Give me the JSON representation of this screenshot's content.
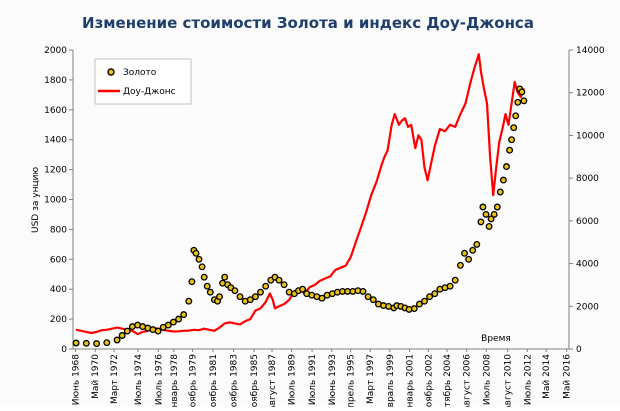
{
  "chart_data": {
    "type": "line",
    "title": "Изменение стоимости Золота и индекс Доу-Джонса",
    "ylabel_left": "USD за унцию",
    "xlabel": "Время",
    "ylim_left": [
      0,
      2000
    ],
    "ylim_right": [
      0,
      14000
    ],
    "yticks_left": [
      0,
      200,
      400,
      600,
      800,
      1000,
      1200,
      1400,
      1600,
      1800,
      2000
    ],
    "yticks_right": [
      0,
      2000,
      4000,
      6000,
      8000,
      10000,
      12000,
      14000
    ],
    "xlim": [
      1968.2,
      2016.6
    ],
    "xtick_labels": [
      "Июнь 1968",
      "Май 1970",
      "Март 1972",
      "Июль 1974",
      "Июль 1976",
      "Январь 1978",
      "Ноябрь 1979",
      "Ноябрь 1981",
      "Ноябрь 1983",
      "Ноябрь 1985",
      "Август 1987",
      "Июль 1989",
      "Июль 1991",
      "Июнь 1993",
      "Апрель 1995",
      "Март 1997",
      "Февраль 1999",
      "Январь 2001",
      "Ноябрь 2002",
      "Сентябрь 2004",
      "Август 2006",
      "Июль 2008",
      "Август 2010",
      "Июль 2012",
      "Май 2014",
      "Май 2016"
    ],
    "xtick_years": [
      1968.45,
      1970.37,
      1972.2,
      1974.53,
      1976.53,
      1978.04,
      1979.87,
      1981.87,
      1983.87,
      1985.87,
      1987.62,
      1989.53,
      1991.53,
      1993.45,
      1995.29,
      1997.2,
      1999.12,
      2001.04,
      2002.87,
      2004.7,
      2006.62,
      2008.53,
      2010.62,
      2012.53,
      2014.37,
      2016.37
    ],
    "grid": false,
    "legend_position": "top-left",
    "series": [
      {
        "name": "Золото",
        "axis": "left",
        "color": "#000000",
        "marker_fill": "#e8c21a",
        "style": "dots",
        "x": [
          1968.5,
          1969.5,
          1970.5,
          1971.5,
          1972.5,
          1973.0,
          1973.5,
          1974.0,
          1974.5,
          1975.0,
          1975.5,
          1976.0,
          1976.5,
          1977.0,
          1977.5,
          1978.0,
          1978.5,
          1979.0,
          1979.5,
          1979.8,
          1980.0,
          1980.2,
          1980.5,
          1980.8,
          1981.0,
          1981.3,
          1981.6,
          1982.0,
          1982.3,
          1982.5,
          1982.8,
          1983.0,
          1983.3,
          1983.6,
          1984.0,
          1984.5,
          1985.0,
          1985.5,
          1986.0,
          1986.5,
          1987.0,
          1987.5,
          1987.9,
          1988.3,
          1988.8,
          1989.3,
          1989.8,
          1990.2,
          1990.6,
          1991.0,
          1991.5,
          1992.0,
          1992.5,
          1993.0,
          1993.5,
          1994.0,
          1994.5,
          1995.0,
          1995.5,
          1996.0,
          1996.5,
          1997.0,
          1997.5,
          1998.0,
          1998.5,
          1999.0,
          1999.5,
          1999.8,
          2000.2,
          2000.6,
          2001.0,
          2001.5,
          2002.0,
          2002.5,
          2003.0,
          2003.5,
          2004.0,
          2004.5,
          2005.0,
          2005.5,
          2006.0,
          2006.4,
          2006.8,
          2007.2,
          2007.6,
          2008.0,
          2008.2,
          2008.5,
          2008.8,
          2009.0,
          2009.3,
          2009.6,
          2009.9,
          2010.2,
          2010.5,
          2010.8,
          2011.0,
          2011.2,
          2011.4,
          2011.6,
          2011.8,
          2012.0,
          2012.2
        ],
        "y": [
          40,
          38,
          36,
          42,
          60,
          90,
          120,
          150,
          160,
          150,
          140,
          130,
          120,
          145,
          160,
          180,
          200,
          230,
          320,
          450,
          660,
          640,
          600,
          550,
          480,
          420,
          380,
          330,
          320,
          350,
          440,
          480,
          430,
          410,
          390,
          350,
          320,
          330,
          350,
          380,
          420,
          460,
          480,
          460,
          430,
          380,
          370,
          390,
          400,
          370,
          360,
          350,
          340,
          360,
          370,
          380,
          385,
          385,
          385,
          390,
          385,
          350,
          330,
          300,
          290,
          285,
          275,
          290,
          285,
          275,
          265,
          270,
          300,
          320,
          350,
          370,
          400,
          410,
          420,
          460,
          560,
          640,
          600,
          660,
          700,
          850,
          950,
          900,
          820,
          870,
          900,
          950,
          1050,
          1130,
          1220,
          1330,
          1400,
          1480,
          1560,
          1650,
          1740,
          1720,
          1660
        ]
      },
      {
        "name": "Доу-Джонс",
        "axis": "right",
        "color": "#ff0000",
        "style": "line",
        "x": [
          1968.5,
          1969.0,
          1969.5,
          1970.0,
          1970.5,
          1971.0,
          1971.5,
          1972.0,
          1972.5,
          1973.0,
          1973.5,
          1974.0,
          1974.5,
          1975.0,
          1975.5,
          1976.0,
          1976.5,
          1977.0,
          1977.5,
          1978.0,
          1978.5,
          1979.0,
          1979.5,
          1980.0,
          1980.5,
          1981.0,
          1981.5,
          1982.0,
          1982.5,
          1983.0,
          1983.5,
          1984.0,
          1984.5,
          1985.0,
          1985.5,
          1986.0,
          1986.5,
          1987.0,
          1987.4,
          1987.7,
          1987.9,
          1988.3,
          1988.8,
          1989.3,
          1989.8,
          1990.3,
          1990.8,
          1991.3,
          1991.8,
          1992.3,
          1992.8,
          1993.3,
          1993.8,
          1994.3,
          1994.8,
          1995.3,
          1995.8,
          1996.3,
          1996.8,
          1997.3,
          1997.8,
          1998.3,
          1998.6,
          1998.9,
          1999.3,
          1999.6,
          2000.0,
          2000.3,
          2000.6,
          2000.9,
          2001.2,
          2001.6,
          2001.9,
          2002.2,
          2002.5,
          2002.8,
          2003.1,
          2003.5,
          2004.0,
          2004.5,
          2005.0,
          2005.5,
          2006.0,
          2006.5,
          2007.0,
          2007.4,
          2007.8,
          2008.0,
          2008.3,
          2008.6,
          2008.9,
          2009.2,
          2009.5,
          2009.8,
          2010.1,
          2010.4,
          2010.7,
          2011.0,
          2011.3,
          2011.6,
          2011.9,
          2012.2
        ],
        "y": [
          900,
          850,
          800,
          750,
          800,
          880,
          900,
          950,
          1000,
          950,
          900,
          850,
          700,
          800,
          850,
          980,
          950,
          900,
          850,
          820,
          830,
          850,
          860,
          900,
          880,
          950,
          900,
          850,
          1000,
          1200,
          1250,
          1200,
          1150,
          1300,
          1400,
          1800,
          1900,
          2200,
          2600,
          2300,
          1900,
          2000,
          2100,
          2300,
          2700,
          2800,
          2600,
          2900,
          3000,
          3200,
          3300,
          3400,
          3700,
          3800,
          3900,
          4300,
          5000,
          5700,
          6400,
          7200,
          7800,
          8600,
          9000,
          9300,
          10500,
          11000,
          10500,
          10700,
          10800,
          10400,
          10500,
          9400,
          10000,
          9800,
          8500,
          7900,
          8600,
          9500,
          10300,
          10200,
          10500,
          10400,
          11000,
          11500,
          12500,
          13200,
          13800,
          13000,
          12200,
          11500,
          9000,
          7200,
          8500,
          9700,
          10300,
          11000,
          10500,
          11500,
          12500,
          12000,
          11800,
          12200
        ]
      }
    ]
  }
}
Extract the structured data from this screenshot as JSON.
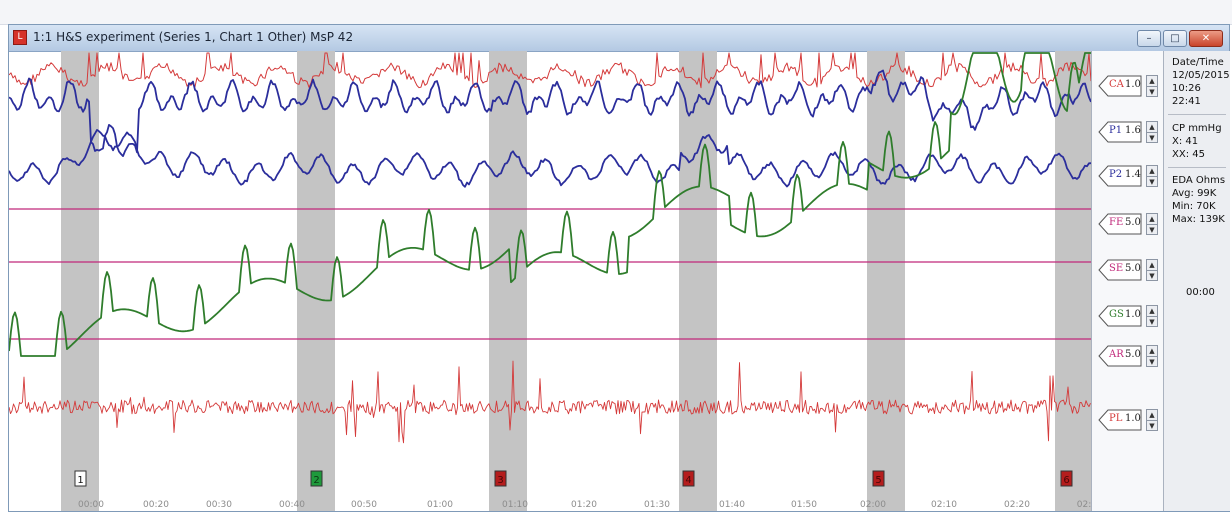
{
  "window": {
    "title": "1:1  H&S experiment (Series 1, Chart 1   Other) MsP 42",
    "controls": [
      "–",
      "□",
      "✕"
    ]
  },
  "channels": [
    {
      "name": "CA",
      "scale": "1.0",
      "color": "#d43a3a"
    },
    {
      "name": "P1",
      "scale": "1.6",
      "color": "#2b2e9c"
    },
    {
      "name": "P2",
      "scale": "1.4",
      "color": "#2b2e9c"
    },
    {
      "name": "FE",
      "scale": "5.0",
      "color": "#c0287a"
    },
    {
      "name": "SE",
      "scale": "5.0",
      "color": "#c0287a"
    },
    {
      "name": "GS",
      "scale": "1.0",
      "color": "#2f7d2c"
    },
    {
      "name": "AR",
      "scale": "5.0",
      "color": "#c0287a"
    },
    {
      "name": "PL",
      "scale": "1.0",
      "color": "#d43a3a"
    }
  ],
  "info": {
    "date_label": "Date/Time",
    "date": "12/05/2015",
    "time_start": "10:26",
    "time_elapsed": "22:41",
    "cp_label": "CP mmHg",
    "cp_x": "X:  41",
    "cp_xx": "XX: 45",
    "eda_label": "EDA Ohms",
    "eda_avg": "Avg: 99K",
    "eda_min": "Min:  70K",
    "eda_max": "Max: 139K",
    "clock": "00:00"
  },
  "markers": [
    {
      "label": "1",
      "fill": "#ffffff",
      "text": "#111111"
    },
    {
      "label": "2",
      "fill": "#1f9a3c",
      "text": "#0c3a14"
    },
    {
      "label": "3",
      "fill": "#b51d1d",
      "text": "#4a0606"
    },
    {
      "label": "4",
      "fill": "#b51d1d",
      "text": "#4a0606"
    },
    {
      "label": "5",
      "fill": "#b51d1d",
      "text": "#4a0606"
    },
    {
      "label": "6",
      "fill": "#b51d1d",
      "text": "#4a0606"
    }
  ],
  "time_ticks": [
    "00:00",
    "00:20",
    "00:30",
    "00:40",
    "00:50",
    "01:00",
    "01:10",
    "01:20",
    "01:30",
    "01:40",
    "01:50",
    "02:00",
    "02:10",
    "02:20",
    "02:"
  ],
  "colors": {
    "question_band": "#c4c4c4",
    "grid_line": "#c0287a",
    "tick_text": "#8c8c8c"
  }
}
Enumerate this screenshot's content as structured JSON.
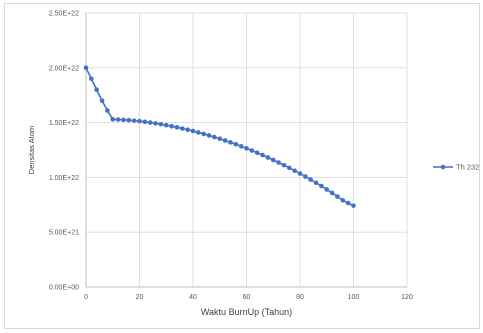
{
  "chart_data": {
    "type": "line",
    "title": "",
    "xlabel": "Waktu BurnUp (Tahun)",
    "ylabel": "Densitas Atom",
    "xlim": [
      0,
      120
    ],
    "ylim": [
      0,
      2.5e+22
    ],
    "x_ticks": [
      "0",
      "20",
      "40",
      "60",
      "80",
      "100",
      "120"
    ],
    "y_ticks": [
      "0.00E+00",
      "5.00E+21",
      "1.00E+22",
      "1.50E+22",
      "2.00E+22",
      "2.50E+22"
    ],
    "grid": true,
    "legend_position": "right",
    "series": [
      {
        "name": "Th 232",
        "color": "#4472c4",
        "marker": "circle",
        "x": [
          0,
          2,
          4,
          6,
          8,
          10,
          12,
          14,
          16,
          18,
          20,
          22,
          24,
          26,
          28,
          30,
          32,
          34,
          36,
          38,
          40,
          42,
          44,
          46,
          48,
          50,
          52,
          54,
          56,
          58,
          60,
          62,
          64,
          66,
          68,
          70,
          72,
          74,
          76,
          78,
          80,
          82,
          84,
          86,
          88,
          90,
          92,
          94,
          96,
          98,
          100
        ],
        "y": [
          2e+22,
          1.9e+22,
          1.8e+22,
          1.7e+22,
          1.61e+22,
          1.53e+22,
          1.528e+22,
          1.525e+22,
          1.522e+22,
          1.518e+22,
          1.513e+22,
          1.507e+22,
          1.5e+22,
          1.493e+22,
          1.485e+22,
          1.476e+22,
          1.467e+22,
          1.457e+22,
          1.446e+22,
          1.435e+22,
          1.423e+22,
          1.41e+22,
          1.397e+22,
          1.383e+22,
          1.368e+22,
          1.353e+22,
          1.337e+22,
          1.32e+22,
          1.302e+22,
          1.284e+22,
          1.265e+22,
          1.245e+22,
          1.225e+22,
          1.204e+22,
          1.182e+22,
          1.159e+22,
          1.136e+22,
          1.112e+22,
          1.087e+22,
          1.061e+22,
          1.035e+22,
          1.008e+22,
          9.8e+21,
          9.51e+21,
          9.21e+21,
          8.9e+21,
          8.58e+21,
          8.25e+21,
          7.91e+21,
          7.66e+21,
          7.42e+21
        ]
      }
    ]
  }
}
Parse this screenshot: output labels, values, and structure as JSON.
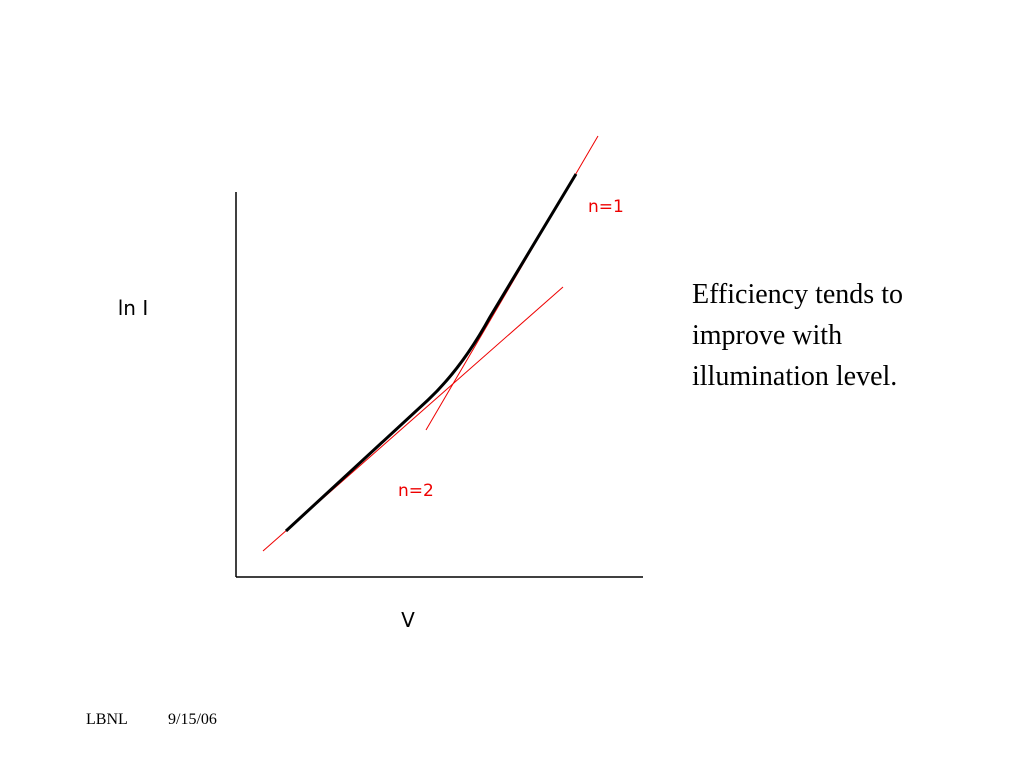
{
  "diagram": {
    "y_label": "ln I",
    "x_label": "V",
    "upper_label": "n=1",
    "lower_label": "n=2"
  },
  "body": {
    "lines": [
      "Efficiency tends to",
      "improve with",
      "illumination level."
    ]
  },
  "footer": {
    "org": "LBNL",
    "date": "9/15/06"
  }
}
§ §
◆ TASK DESCRIPTION
Copy all lines from the material that hold "Ноябрь".

◆ SOLVED PROBLEM
      "Ноябрь 1979",
      "Ноябрь 1981",
      "Ноябрь 1983",
      "Ноябрь 1985",
      "Ноябрь 2002",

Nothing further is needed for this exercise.